Duplicate the lines starting at the one containing "size-cell: 2X xyxy=(163,326,247,364)" and ending at the one containing "size-cell: M xyxy=(335,171,409,209)", both included.
=== DATA EXTRACT ===
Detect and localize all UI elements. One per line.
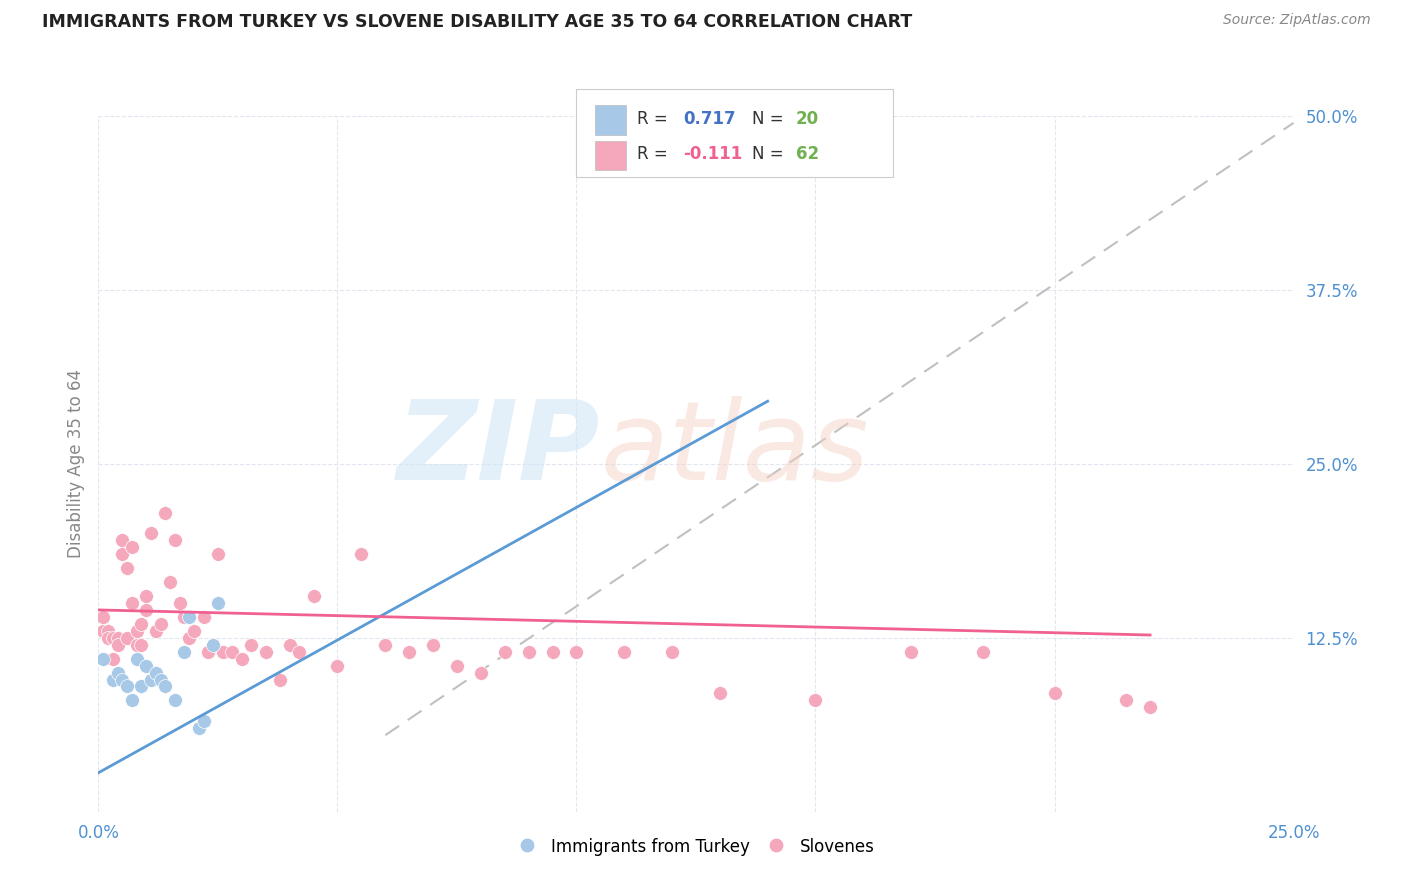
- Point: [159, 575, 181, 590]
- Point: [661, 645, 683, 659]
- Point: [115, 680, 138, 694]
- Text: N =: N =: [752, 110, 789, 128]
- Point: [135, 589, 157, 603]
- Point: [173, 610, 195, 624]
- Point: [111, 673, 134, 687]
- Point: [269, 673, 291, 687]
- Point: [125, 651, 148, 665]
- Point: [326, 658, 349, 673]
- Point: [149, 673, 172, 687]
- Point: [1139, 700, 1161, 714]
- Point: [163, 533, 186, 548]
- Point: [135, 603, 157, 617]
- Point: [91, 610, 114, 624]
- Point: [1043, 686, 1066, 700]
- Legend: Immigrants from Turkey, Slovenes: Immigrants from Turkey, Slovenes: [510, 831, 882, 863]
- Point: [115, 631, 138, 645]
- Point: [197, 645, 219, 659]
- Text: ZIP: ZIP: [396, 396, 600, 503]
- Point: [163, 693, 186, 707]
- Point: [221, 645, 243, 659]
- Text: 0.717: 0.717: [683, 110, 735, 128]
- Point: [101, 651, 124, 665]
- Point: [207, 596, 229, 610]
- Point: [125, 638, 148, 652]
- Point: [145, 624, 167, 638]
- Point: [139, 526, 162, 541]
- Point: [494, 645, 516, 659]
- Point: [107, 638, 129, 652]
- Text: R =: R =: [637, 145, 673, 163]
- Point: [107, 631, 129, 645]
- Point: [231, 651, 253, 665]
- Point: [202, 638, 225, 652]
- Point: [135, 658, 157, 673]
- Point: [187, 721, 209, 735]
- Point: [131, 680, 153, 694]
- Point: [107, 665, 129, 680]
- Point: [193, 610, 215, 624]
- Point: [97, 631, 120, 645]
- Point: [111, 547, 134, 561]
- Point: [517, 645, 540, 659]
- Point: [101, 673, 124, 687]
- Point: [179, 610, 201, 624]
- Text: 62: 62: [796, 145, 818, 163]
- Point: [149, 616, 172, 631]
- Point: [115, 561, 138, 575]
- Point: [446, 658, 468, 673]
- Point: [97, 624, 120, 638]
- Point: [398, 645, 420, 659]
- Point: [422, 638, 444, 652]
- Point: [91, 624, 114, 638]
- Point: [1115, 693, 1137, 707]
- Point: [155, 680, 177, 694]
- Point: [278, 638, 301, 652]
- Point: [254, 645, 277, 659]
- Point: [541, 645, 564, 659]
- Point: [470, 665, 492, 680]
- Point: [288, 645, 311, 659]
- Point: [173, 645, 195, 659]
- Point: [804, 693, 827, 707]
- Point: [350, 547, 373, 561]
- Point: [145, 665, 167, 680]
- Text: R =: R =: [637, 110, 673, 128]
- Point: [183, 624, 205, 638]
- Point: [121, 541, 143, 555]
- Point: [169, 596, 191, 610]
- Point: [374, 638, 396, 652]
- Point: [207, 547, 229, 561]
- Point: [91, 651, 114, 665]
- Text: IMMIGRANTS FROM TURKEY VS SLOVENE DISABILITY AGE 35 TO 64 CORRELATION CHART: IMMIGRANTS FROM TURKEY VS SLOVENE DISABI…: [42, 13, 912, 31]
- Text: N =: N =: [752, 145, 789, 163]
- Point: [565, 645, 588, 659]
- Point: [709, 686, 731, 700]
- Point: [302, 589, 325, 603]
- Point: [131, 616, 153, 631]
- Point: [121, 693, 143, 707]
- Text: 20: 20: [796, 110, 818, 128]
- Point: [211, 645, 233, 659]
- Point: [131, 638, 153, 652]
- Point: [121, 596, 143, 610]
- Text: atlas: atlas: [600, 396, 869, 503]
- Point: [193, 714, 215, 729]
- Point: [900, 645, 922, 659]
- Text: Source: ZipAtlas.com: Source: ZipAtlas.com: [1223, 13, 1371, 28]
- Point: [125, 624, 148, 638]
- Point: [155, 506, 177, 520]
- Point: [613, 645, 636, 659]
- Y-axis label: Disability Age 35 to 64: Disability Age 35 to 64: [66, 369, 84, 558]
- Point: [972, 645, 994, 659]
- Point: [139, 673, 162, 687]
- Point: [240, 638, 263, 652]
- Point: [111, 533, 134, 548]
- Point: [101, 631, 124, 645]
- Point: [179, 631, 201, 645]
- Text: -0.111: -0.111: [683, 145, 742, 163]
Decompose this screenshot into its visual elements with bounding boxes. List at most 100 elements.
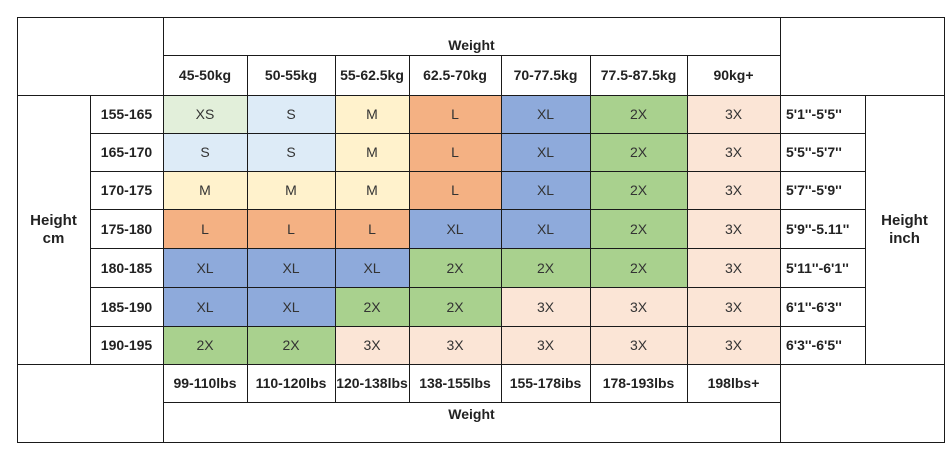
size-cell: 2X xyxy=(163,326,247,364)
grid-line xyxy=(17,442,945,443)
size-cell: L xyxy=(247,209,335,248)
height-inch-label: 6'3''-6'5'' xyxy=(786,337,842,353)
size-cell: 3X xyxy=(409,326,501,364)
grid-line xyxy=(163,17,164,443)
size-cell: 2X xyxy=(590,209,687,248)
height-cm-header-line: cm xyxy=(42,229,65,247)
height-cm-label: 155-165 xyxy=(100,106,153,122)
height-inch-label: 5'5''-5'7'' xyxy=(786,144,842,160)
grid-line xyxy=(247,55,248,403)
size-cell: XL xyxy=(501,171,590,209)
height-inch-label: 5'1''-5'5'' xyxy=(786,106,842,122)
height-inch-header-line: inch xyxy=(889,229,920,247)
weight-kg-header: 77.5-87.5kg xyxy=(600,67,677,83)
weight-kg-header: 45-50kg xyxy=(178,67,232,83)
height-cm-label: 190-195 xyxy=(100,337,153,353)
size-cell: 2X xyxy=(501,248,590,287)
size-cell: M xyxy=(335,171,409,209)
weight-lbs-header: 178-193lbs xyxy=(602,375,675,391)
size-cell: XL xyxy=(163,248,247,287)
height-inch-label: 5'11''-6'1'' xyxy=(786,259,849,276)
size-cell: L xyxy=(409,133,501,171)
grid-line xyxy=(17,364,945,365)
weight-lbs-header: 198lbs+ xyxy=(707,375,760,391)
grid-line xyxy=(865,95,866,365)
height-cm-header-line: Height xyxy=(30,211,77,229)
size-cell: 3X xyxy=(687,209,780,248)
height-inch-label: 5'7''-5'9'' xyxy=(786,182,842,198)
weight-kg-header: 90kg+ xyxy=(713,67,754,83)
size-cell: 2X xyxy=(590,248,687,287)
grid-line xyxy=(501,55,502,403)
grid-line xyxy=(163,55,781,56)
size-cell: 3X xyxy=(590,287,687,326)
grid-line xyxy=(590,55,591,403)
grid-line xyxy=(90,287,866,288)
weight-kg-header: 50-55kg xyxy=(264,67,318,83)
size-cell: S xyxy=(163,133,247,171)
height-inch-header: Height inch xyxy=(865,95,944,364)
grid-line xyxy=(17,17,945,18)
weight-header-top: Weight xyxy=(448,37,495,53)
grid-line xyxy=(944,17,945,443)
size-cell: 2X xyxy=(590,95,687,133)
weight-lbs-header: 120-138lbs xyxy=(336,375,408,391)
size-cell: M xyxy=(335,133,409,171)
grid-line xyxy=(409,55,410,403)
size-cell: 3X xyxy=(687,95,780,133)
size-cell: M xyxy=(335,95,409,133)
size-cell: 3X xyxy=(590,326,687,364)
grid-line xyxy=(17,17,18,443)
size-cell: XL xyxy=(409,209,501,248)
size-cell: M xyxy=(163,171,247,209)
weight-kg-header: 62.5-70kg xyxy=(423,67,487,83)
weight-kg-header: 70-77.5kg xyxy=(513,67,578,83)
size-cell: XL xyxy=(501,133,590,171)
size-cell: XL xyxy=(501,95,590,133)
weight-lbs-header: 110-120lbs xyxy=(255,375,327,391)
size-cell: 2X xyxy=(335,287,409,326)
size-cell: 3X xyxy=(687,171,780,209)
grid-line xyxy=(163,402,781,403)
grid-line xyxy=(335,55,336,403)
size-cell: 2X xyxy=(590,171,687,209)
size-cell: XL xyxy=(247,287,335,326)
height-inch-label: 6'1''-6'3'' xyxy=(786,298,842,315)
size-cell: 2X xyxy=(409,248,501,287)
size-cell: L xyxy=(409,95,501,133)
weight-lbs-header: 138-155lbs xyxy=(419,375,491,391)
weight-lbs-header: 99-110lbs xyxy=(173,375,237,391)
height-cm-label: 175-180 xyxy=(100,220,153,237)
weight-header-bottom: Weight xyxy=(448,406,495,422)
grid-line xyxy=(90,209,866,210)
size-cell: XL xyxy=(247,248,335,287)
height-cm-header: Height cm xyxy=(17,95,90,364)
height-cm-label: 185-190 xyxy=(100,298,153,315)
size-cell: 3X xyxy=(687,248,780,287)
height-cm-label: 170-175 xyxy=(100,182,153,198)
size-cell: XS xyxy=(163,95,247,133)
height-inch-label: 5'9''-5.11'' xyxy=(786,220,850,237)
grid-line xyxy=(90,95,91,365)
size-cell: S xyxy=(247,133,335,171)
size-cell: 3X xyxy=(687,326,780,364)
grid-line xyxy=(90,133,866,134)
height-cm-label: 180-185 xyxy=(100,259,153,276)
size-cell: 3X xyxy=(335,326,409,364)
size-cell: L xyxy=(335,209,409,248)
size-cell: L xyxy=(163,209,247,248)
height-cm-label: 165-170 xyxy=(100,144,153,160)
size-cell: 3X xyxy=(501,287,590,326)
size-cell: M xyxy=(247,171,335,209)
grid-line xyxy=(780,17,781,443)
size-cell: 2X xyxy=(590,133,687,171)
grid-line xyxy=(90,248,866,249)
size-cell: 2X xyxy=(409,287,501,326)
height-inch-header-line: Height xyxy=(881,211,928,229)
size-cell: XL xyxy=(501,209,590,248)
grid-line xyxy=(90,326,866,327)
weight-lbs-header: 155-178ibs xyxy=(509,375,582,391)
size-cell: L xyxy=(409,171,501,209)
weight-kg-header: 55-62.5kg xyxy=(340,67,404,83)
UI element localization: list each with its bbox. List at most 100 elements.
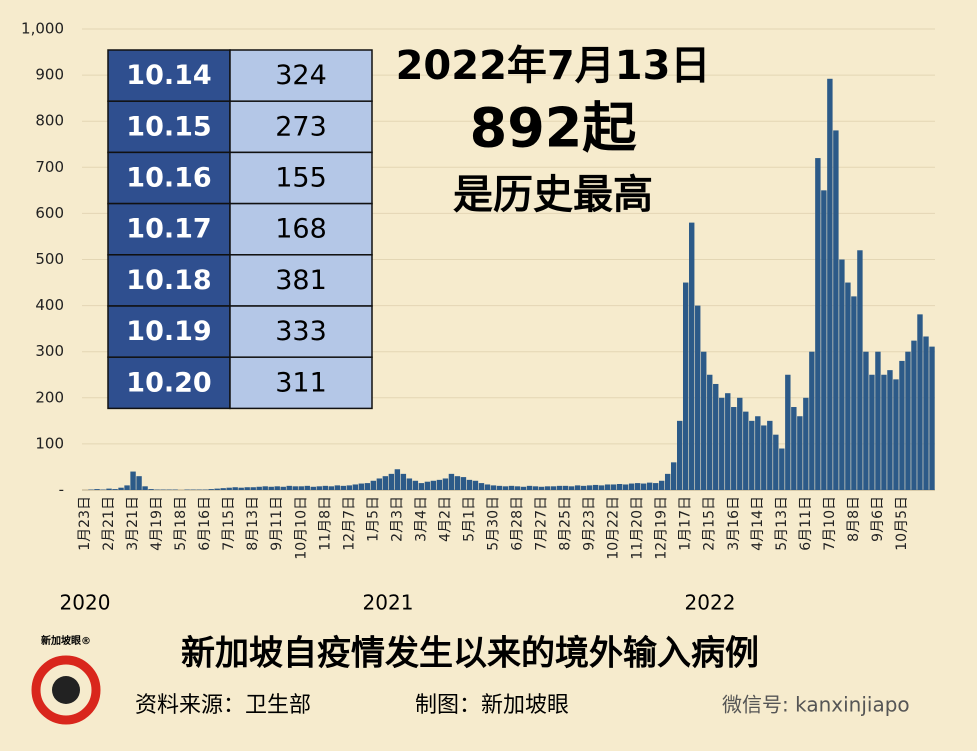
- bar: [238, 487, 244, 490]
===
> ANSWER IN FULL:
size-cell: 2X xyxy=(163,326,247,364)
grid-line xyxy=(17,442,945,443)
size-cell: L xyxy=(247,209,335,248)
height-inch-label: 6'3''-6'5'' xyxy=(786,337,842,353)
size-cell: 3X xyxy=(409,326,501,364)
grid-line xyxy=(163,17,164,443)
size-cell: 2X xyxy=(590,209,687,248)
height-cm-header-line: cm xyxy=(42,229,65,247)
height-cm-label: 155-165 xyxy=(100,106,153,122)
height-inch-label: 5'5''-5'7'' xyxy=(786,144,842,160)
grid-line xyxy=(247,55,248,403)
size-cell: XL xyxy=(501,171,590,209)
height-inch-label: 5'1''-5'5'' xyxy=(786,106,842,122)
height-inch-header-line: inch xyxy=(889,229,920,247)
weight-kg-header: 77.5-87.5kg xyxy=(600,67,677,83)
weight-kg-header: 45-50kg xyxy=(178,67,232,83)
height-cm-label: 190-195 xyxy=(100,337,153,353)
size-cell: 2X xyxy=(501,248,590,287)
size-cell: M xyxy=(335,171,409,209)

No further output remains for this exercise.